## AIM
Pick out every line in the data below that holds "JSON".

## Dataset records
-------------------------

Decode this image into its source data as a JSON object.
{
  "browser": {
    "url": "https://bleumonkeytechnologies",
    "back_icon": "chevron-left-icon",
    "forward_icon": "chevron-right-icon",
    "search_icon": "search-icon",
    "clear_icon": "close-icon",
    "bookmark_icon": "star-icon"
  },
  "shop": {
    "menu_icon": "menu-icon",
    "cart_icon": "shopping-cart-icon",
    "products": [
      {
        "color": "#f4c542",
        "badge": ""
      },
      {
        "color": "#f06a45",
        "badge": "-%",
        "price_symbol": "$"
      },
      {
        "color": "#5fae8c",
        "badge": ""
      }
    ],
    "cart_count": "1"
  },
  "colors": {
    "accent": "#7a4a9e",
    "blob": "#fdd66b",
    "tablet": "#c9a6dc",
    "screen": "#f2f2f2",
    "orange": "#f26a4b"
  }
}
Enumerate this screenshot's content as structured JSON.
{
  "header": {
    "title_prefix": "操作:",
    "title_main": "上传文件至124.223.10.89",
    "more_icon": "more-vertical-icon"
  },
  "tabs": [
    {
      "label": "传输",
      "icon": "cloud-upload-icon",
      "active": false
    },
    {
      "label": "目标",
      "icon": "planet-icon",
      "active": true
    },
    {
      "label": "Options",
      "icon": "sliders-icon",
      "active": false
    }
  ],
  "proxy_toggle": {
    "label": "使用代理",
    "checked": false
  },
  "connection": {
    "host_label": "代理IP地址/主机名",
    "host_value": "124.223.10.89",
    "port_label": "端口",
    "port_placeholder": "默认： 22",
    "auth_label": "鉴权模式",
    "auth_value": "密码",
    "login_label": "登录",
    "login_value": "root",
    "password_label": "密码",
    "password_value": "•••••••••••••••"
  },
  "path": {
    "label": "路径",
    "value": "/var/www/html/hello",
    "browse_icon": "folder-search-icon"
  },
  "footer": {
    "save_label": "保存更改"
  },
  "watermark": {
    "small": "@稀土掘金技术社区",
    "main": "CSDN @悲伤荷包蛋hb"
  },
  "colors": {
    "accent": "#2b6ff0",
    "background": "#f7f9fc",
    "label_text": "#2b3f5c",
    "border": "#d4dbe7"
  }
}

-------------------------

## RESULT FOR THIS TASK
Decode this image into its source data as a JSON object.
Enumerate this screenshot's content as structured JSON.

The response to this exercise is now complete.